REQUIREMENTS:
Repeat every line below exactly, word for word.

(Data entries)
·····

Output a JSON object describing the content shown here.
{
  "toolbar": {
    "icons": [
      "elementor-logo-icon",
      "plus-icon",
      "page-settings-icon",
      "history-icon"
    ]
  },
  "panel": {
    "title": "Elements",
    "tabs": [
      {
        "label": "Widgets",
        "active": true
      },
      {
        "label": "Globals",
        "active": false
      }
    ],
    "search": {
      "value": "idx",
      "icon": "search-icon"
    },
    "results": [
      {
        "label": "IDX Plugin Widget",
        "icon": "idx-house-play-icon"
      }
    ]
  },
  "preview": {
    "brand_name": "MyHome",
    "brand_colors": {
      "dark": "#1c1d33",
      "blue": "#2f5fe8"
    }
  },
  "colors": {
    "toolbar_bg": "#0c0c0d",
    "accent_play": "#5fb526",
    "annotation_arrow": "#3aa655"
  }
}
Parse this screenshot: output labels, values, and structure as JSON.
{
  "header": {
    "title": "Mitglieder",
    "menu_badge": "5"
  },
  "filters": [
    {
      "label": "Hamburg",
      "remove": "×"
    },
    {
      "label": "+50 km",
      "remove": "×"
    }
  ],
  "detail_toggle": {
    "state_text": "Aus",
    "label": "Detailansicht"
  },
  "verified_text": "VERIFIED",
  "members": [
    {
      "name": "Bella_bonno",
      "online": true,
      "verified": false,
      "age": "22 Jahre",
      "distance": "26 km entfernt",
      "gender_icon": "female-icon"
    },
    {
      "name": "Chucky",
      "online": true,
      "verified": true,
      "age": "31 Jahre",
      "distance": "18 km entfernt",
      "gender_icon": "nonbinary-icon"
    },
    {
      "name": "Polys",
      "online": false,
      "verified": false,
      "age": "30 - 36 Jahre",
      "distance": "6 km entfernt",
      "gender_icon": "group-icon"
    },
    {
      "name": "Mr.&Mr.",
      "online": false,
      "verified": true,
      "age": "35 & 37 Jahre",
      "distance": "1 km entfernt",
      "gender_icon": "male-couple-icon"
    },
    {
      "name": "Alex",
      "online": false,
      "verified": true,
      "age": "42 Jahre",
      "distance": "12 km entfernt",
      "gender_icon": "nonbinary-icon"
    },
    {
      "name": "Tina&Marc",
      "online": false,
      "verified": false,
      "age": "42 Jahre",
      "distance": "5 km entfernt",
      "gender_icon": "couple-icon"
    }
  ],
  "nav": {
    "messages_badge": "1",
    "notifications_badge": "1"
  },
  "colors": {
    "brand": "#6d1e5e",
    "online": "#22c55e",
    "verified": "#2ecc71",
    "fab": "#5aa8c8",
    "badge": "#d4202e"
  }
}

·····

EXERCISE RESPONSE:
Output a JSON object describing the content shown here.
{
  "toolbar": {
    "icons": [
      "elementor-logo-icon",
      "plus-icon",
      "page-settings-icon",
      "history-icon"
    ]
  },
  "panel": {
    "title": "Elements",
    "tabs": [
      {
        "label": "Widgets",
        "active": true
      },
      {
        "label": "Globals",
        "active": false
      }
    ],
    "search": {
      "value": "idx",
      "icon": "search-icon"
    },
    "results": [
      {
        "label": "IDX Plugin Widget",
        "icon": "idx-house-play-icon"
      }
    ]
  },
  "preview": {
    "brand_name": "MyHome",
    "brand_colors": {
      "dark": "#1c1d33",
      "blue": "#2f5fe8"
    }
  },
  "colors": {
    "toolbar_bg": "#0c0c0d",
    "accent_play": "#5fb526",
    "annotation_arrow": "#3aa655"
  }
}
Parse this screenshot: output labels, values, and structure as JSON.
{
  "header": {
    "title": "Mitglieder",
    "menu_badge": "5"
  },
  "filters": [
    {
      "label": "Hamburg",
      "remove": "×"
    },
    {
      "label": "+50 km",
      "remove": "×"
    }
  ],
  "detail_toggle": {
    "state_text": "Aus",
    "label": "Detailansicht"
  },
  "verified_text": "VERIFIED",
  "members": [
    {
      "name": "Bella_bonno",
      "online": true,
      "verified": false,
      "age": "22 Jahre",
      "distance": "26 km entfernt",
      "gender_icon": "female-icon"
    },
    {
      "name": "Chucky",
      "online": true,
      "verified": true,
      "age": "31 Jahre",
      "distance": "18 km entfernt",
      "gender_icon": "nonbinary-icon"
    },
    {
      "name": "Polys",
      "online": false,
      "verified": false,
      "age": "30 - 36 Jahre",
      "distance": "6 km entfernt",
      "gender_icon": "group-icon"
    },
    {
      "name": "Mr.&Mr.",
      "online": false,
      "verified": true,
      "age": "35 & 37 Jahre",
      "distance": "1 km entfernt",
      "gender_icon": "male-couple-icon"
    },
    {
      "name": "Alex",
      "online": false,
      "verified": true,
      "age": "42 Jahre",
      "distance": "12 km entfernt",
      "gender_icon": "nonbinary-icon"
    },
    {
      "name": "Tina&Marc",
      "online": false,
      "verified": false,
      "age": "42 Jahre",
      "distance": "5 km entfernt",
      "gender_icon": "couple-icon"
    }
  ],
  "nav": {
    "messages_badge": "1",
    "notifications_badge": "1"
  },
  "colors": {
    "brand": "#6d1e5e",
    "online": "#22c55e",
    "verified": "#2ecc71",
    "fab": "#5aa8c8",
    "badge": "#d4202e"
  }
}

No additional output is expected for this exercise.